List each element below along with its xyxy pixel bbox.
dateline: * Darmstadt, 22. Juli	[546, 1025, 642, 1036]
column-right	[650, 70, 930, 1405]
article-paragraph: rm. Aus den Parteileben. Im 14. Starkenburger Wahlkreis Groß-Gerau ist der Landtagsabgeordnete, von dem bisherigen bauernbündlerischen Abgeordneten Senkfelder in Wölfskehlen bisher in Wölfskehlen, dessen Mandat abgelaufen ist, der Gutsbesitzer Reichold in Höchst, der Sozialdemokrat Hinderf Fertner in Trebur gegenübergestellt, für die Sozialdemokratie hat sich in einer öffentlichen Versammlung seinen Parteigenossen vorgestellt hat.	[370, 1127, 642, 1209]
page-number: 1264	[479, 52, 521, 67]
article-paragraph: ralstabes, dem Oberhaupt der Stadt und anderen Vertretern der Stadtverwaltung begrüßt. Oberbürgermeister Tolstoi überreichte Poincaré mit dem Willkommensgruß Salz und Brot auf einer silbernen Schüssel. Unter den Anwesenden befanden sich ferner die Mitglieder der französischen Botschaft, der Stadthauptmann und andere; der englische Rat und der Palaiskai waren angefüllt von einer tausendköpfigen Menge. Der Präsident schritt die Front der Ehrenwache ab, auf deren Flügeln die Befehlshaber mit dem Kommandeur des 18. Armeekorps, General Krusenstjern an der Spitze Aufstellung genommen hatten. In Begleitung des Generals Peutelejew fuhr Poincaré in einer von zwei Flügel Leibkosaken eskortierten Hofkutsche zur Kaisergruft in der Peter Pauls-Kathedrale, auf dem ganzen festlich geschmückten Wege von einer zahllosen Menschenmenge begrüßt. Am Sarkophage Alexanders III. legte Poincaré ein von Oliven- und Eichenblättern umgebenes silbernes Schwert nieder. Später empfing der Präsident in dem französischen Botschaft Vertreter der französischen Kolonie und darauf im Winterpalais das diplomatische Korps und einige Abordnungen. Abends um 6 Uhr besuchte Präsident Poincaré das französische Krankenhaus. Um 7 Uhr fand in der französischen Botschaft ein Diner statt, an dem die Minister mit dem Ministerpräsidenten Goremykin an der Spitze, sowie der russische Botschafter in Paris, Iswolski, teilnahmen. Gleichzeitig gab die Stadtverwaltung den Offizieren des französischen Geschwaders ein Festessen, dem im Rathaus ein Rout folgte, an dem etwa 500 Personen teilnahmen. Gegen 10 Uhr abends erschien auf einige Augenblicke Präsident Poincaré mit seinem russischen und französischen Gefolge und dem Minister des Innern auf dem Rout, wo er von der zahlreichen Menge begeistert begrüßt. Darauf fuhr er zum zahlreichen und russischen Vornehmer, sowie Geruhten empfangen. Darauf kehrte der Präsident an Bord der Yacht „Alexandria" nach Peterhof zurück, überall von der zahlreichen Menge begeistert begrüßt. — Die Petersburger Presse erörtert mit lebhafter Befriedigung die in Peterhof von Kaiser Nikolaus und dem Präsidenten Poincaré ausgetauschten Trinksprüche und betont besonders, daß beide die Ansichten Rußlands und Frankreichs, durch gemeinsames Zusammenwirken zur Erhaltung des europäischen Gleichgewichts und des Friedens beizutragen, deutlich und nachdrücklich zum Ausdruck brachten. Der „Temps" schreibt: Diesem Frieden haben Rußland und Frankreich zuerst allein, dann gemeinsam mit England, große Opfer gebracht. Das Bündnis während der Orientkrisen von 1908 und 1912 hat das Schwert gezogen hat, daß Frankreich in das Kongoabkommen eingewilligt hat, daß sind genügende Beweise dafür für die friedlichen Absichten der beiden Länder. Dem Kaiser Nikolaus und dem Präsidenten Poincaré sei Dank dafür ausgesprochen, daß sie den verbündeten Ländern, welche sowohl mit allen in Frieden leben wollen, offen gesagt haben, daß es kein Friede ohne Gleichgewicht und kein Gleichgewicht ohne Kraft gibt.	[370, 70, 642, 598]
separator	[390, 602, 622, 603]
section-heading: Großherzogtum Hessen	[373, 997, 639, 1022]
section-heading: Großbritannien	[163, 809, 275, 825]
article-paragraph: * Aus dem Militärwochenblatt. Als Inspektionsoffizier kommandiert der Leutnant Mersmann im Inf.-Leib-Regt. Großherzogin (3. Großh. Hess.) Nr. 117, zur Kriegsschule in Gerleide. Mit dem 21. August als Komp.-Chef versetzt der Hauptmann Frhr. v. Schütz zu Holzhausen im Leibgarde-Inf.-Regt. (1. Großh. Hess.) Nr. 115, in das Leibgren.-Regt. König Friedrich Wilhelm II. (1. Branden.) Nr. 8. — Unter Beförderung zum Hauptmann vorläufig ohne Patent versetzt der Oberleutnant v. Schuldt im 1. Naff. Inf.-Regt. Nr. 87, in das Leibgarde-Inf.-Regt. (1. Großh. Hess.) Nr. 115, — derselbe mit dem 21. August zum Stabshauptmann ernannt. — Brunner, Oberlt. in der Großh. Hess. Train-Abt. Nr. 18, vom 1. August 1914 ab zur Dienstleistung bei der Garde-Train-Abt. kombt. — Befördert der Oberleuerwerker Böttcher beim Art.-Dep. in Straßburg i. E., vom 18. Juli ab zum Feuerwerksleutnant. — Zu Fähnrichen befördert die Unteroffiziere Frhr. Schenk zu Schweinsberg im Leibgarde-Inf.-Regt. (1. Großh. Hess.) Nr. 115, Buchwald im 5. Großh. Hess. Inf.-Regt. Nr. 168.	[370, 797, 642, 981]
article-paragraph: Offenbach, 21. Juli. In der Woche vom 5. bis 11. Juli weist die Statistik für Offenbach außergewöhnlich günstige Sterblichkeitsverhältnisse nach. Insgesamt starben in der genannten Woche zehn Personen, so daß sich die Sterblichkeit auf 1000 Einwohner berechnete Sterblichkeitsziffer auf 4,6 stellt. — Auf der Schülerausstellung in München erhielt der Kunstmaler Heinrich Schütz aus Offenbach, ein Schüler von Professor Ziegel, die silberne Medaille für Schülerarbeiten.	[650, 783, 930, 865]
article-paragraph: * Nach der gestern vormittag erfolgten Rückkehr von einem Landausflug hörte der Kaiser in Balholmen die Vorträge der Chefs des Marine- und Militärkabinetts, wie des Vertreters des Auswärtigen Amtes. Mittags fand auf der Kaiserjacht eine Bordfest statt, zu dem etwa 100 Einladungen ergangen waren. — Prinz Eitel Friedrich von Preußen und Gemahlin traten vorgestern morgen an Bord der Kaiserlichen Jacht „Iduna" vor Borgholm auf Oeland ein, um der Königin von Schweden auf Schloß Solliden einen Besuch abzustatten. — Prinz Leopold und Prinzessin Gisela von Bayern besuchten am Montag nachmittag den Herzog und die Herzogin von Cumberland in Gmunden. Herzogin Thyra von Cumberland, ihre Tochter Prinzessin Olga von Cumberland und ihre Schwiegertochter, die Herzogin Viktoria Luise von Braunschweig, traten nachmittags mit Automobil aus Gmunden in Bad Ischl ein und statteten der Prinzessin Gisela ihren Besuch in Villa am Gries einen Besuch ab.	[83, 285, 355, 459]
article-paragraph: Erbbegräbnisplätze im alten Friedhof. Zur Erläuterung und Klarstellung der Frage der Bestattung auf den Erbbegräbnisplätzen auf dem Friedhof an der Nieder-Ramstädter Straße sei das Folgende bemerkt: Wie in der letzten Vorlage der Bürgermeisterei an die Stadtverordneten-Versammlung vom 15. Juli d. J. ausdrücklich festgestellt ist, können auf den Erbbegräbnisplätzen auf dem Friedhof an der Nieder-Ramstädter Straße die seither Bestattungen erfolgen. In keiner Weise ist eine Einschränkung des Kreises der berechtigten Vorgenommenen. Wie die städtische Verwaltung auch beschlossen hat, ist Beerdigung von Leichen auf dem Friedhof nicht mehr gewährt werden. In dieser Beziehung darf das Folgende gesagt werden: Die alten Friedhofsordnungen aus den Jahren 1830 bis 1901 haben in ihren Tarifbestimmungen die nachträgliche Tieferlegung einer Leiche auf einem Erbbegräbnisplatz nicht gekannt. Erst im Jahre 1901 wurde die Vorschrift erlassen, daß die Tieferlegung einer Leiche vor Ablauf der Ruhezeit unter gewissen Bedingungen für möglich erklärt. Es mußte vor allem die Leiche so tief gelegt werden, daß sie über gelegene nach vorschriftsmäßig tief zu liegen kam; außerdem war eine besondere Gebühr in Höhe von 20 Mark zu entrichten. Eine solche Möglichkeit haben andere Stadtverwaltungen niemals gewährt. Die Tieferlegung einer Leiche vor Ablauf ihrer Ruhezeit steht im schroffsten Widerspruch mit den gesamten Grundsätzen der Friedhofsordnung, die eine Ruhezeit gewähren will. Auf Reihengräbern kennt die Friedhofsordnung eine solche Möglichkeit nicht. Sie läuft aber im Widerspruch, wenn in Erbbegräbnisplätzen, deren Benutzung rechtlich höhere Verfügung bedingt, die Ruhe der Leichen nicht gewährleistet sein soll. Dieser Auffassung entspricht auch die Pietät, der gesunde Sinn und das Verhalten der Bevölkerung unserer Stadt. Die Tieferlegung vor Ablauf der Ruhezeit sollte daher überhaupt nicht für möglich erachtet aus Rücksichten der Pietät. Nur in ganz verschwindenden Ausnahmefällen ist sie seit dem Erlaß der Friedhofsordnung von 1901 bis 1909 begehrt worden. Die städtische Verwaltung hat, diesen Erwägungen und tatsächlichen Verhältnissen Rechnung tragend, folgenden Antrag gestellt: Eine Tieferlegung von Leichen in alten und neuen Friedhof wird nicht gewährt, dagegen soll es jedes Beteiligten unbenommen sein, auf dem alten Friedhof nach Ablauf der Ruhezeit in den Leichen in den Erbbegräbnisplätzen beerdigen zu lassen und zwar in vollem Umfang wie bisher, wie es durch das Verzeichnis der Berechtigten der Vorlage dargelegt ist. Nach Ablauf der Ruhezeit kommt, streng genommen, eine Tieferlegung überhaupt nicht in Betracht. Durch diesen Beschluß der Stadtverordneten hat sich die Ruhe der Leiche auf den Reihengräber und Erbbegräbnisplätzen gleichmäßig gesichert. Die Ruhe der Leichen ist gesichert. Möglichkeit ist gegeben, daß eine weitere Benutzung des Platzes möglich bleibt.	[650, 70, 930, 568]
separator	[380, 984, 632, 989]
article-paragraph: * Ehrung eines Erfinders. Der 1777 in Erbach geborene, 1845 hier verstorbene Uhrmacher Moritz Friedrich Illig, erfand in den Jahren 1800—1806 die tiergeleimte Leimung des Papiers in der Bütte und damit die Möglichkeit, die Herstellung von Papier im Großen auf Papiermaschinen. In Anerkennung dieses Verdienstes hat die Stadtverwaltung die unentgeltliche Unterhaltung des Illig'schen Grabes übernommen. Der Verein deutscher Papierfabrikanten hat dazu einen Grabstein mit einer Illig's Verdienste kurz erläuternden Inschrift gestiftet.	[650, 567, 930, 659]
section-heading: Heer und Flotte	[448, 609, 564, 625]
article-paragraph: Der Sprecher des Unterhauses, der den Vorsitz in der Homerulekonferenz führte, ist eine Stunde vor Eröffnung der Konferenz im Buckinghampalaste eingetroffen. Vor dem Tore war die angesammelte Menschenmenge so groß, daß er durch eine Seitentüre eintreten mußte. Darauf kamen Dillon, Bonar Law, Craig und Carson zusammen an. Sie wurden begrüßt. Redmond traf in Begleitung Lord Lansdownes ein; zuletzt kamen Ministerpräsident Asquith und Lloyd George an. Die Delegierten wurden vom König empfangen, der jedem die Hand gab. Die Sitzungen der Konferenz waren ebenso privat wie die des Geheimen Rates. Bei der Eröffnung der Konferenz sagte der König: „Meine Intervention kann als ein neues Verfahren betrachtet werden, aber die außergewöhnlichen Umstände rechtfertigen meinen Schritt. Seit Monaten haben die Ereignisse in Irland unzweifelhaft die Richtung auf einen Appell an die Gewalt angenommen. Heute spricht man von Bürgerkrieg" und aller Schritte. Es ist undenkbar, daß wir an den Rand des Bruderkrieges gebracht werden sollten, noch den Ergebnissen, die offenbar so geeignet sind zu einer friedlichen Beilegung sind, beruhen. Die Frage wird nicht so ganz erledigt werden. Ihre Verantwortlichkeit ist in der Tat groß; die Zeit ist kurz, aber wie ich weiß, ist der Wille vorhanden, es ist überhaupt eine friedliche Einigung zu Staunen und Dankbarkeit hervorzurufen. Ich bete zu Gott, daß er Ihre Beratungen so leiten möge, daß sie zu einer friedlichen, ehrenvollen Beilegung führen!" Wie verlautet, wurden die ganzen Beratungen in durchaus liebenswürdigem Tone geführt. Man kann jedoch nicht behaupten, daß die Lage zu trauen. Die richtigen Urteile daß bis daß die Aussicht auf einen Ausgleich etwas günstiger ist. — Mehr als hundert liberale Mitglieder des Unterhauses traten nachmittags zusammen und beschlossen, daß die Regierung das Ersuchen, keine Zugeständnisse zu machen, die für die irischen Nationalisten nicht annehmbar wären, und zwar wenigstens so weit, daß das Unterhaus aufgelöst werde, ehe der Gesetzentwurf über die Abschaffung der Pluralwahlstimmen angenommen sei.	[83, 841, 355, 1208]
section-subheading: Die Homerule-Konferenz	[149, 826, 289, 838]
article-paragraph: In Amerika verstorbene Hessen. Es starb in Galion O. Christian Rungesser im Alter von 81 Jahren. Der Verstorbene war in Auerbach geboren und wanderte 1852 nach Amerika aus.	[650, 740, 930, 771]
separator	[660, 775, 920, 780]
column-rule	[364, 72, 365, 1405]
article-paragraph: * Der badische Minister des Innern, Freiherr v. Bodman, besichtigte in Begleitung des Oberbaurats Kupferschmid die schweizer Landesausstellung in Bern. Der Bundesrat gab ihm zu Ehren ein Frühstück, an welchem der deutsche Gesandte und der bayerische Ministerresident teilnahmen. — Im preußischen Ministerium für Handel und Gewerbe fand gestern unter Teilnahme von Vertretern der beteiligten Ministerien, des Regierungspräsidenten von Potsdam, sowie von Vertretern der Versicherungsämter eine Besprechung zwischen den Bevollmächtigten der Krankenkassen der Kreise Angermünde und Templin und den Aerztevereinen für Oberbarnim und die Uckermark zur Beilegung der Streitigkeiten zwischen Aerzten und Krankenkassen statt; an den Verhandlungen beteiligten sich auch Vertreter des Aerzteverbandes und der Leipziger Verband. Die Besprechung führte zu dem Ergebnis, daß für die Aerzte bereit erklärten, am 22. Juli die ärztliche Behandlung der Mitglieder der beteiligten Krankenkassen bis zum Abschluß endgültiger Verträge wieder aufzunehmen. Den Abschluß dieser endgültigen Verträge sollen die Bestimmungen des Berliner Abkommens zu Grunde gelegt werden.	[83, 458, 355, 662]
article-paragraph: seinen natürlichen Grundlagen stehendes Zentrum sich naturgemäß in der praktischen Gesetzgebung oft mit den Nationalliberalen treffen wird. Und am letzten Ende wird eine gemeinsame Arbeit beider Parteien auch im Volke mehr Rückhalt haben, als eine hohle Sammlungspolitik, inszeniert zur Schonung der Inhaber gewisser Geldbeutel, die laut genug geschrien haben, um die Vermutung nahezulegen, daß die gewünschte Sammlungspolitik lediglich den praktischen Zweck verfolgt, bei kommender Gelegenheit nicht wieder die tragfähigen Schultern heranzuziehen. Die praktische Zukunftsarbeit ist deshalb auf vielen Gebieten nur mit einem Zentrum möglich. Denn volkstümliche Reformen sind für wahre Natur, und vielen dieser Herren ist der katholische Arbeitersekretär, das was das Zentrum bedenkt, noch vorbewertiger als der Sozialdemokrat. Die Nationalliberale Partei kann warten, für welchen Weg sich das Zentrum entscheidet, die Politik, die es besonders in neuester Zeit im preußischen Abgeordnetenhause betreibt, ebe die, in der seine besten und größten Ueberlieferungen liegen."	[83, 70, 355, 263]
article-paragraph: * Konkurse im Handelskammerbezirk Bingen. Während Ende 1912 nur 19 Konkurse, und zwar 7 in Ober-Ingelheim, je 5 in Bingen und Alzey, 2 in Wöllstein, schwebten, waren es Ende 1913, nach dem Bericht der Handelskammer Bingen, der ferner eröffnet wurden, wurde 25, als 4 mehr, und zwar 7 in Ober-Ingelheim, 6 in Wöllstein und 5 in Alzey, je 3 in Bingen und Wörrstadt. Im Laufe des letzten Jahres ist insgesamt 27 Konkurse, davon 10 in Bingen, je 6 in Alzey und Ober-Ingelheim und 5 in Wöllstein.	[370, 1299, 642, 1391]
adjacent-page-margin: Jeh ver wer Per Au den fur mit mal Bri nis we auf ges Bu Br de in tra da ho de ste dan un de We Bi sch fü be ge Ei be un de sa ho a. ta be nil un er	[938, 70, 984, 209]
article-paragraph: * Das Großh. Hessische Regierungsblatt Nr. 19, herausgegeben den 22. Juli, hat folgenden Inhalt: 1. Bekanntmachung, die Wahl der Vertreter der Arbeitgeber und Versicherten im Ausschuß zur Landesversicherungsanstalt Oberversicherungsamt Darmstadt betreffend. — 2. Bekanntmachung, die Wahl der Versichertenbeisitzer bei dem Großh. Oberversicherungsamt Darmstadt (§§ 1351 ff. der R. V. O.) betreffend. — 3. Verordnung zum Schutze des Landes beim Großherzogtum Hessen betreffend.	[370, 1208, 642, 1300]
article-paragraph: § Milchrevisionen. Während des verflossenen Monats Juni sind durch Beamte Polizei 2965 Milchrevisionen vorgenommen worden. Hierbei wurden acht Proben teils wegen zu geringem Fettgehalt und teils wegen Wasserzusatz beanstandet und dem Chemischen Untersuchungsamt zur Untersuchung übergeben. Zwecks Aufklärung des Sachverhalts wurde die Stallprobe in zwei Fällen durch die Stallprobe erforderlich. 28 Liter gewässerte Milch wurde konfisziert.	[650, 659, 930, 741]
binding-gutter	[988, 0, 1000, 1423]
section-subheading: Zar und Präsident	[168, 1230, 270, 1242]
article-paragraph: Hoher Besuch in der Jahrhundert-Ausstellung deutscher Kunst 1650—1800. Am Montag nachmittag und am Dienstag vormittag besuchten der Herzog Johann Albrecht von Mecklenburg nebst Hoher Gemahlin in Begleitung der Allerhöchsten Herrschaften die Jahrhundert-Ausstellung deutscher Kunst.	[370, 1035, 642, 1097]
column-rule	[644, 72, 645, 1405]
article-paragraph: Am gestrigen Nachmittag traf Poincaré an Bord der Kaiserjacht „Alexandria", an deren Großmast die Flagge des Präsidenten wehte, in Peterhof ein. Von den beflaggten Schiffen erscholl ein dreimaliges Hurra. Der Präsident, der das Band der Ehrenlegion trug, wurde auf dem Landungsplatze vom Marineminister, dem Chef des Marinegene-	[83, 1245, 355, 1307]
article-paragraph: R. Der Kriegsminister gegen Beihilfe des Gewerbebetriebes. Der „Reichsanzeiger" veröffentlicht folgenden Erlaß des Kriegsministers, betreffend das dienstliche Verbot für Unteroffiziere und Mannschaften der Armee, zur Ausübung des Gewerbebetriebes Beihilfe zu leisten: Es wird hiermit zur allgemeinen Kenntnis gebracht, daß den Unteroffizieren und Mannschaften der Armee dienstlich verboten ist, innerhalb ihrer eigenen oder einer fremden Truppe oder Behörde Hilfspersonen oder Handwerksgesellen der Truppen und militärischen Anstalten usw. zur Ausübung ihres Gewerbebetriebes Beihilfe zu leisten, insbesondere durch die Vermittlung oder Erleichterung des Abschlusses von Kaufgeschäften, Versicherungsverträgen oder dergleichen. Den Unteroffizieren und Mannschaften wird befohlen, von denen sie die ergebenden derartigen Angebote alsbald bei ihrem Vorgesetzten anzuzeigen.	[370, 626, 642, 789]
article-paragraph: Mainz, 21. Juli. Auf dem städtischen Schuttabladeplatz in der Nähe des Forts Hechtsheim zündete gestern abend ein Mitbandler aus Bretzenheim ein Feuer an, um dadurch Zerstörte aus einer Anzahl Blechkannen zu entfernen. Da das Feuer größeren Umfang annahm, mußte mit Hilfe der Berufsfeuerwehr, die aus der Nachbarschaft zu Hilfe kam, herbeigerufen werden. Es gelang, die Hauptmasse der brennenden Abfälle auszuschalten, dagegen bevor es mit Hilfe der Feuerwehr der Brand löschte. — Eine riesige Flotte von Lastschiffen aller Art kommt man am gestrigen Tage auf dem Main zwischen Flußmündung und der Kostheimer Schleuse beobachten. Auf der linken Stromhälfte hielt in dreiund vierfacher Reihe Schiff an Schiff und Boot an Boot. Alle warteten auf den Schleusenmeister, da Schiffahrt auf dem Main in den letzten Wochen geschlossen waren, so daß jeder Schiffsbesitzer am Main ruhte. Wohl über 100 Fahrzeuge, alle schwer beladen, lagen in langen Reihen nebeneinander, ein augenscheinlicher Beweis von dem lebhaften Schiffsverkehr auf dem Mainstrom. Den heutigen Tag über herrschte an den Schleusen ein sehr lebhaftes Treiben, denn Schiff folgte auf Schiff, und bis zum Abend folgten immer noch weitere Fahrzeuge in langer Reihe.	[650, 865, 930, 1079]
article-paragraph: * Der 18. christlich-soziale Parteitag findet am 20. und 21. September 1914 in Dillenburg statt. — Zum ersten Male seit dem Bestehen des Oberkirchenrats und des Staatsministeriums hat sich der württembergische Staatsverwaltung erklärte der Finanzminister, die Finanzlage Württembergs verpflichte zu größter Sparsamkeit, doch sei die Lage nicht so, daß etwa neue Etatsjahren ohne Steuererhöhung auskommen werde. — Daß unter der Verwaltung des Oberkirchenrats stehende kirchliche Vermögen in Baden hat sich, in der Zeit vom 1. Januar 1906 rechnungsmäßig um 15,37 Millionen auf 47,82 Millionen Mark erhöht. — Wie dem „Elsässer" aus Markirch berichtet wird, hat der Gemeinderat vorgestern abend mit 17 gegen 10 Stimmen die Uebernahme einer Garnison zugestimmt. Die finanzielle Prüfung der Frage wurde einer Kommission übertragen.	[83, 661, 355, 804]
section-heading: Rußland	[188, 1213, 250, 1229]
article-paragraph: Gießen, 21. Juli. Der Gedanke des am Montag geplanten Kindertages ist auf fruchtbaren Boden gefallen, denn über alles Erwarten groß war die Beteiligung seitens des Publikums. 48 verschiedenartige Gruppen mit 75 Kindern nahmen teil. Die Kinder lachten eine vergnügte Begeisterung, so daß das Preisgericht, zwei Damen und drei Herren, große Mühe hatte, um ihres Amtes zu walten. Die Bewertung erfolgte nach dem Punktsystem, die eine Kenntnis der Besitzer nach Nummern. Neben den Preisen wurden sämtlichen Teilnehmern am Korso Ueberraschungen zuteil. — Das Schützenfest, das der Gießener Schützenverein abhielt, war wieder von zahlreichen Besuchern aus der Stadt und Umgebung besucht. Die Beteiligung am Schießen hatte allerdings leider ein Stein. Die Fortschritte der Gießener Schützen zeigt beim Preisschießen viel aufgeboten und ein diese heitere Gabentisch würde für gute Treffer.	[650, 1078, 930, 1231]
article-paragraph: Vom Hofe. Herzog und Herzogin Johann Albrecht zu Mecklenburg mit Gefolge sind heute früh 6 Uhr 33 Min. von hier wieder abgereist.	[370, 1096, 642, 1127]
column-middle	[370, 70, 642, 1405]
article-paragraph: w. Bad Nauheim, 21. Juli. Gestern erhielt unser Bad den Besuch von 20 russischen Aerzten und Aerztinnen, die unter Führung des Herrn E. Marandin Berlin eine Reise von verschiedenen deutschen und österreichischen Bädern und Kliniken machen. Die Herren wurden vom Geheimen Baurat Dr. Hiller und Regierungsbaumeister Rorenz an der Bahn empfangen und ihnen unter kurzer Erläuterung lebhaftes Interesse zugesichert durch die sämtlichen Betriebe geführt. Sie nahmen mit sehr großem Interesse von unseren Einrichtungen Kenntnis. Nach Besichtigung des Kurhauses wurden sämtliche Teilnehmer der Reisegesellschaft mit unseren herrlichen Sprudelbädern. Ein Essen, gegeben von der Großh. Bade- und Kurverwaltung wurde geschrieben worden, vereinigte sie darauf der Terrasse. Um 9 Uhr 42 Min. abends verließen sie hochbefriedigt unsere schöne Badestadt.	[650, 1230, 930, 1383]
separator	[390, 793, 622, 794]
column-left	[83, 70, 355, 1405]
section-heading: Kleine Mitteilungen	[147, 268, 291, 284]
□ □ □
- What this task involves:
Return all lines in the entries above that carry the word "page".

- Response to the task:
page-number: 1264	[479, 52, 521, 67]
adjacent-page-margin: Jeh ver wer Per Au den fur mit mal Bri nis we auf ges Bu Br de in tra da ho de ste dan un de We Bi sch fü be ge Ei be un de sa ho a. ta be nil un er	[938, 70, 984, 209]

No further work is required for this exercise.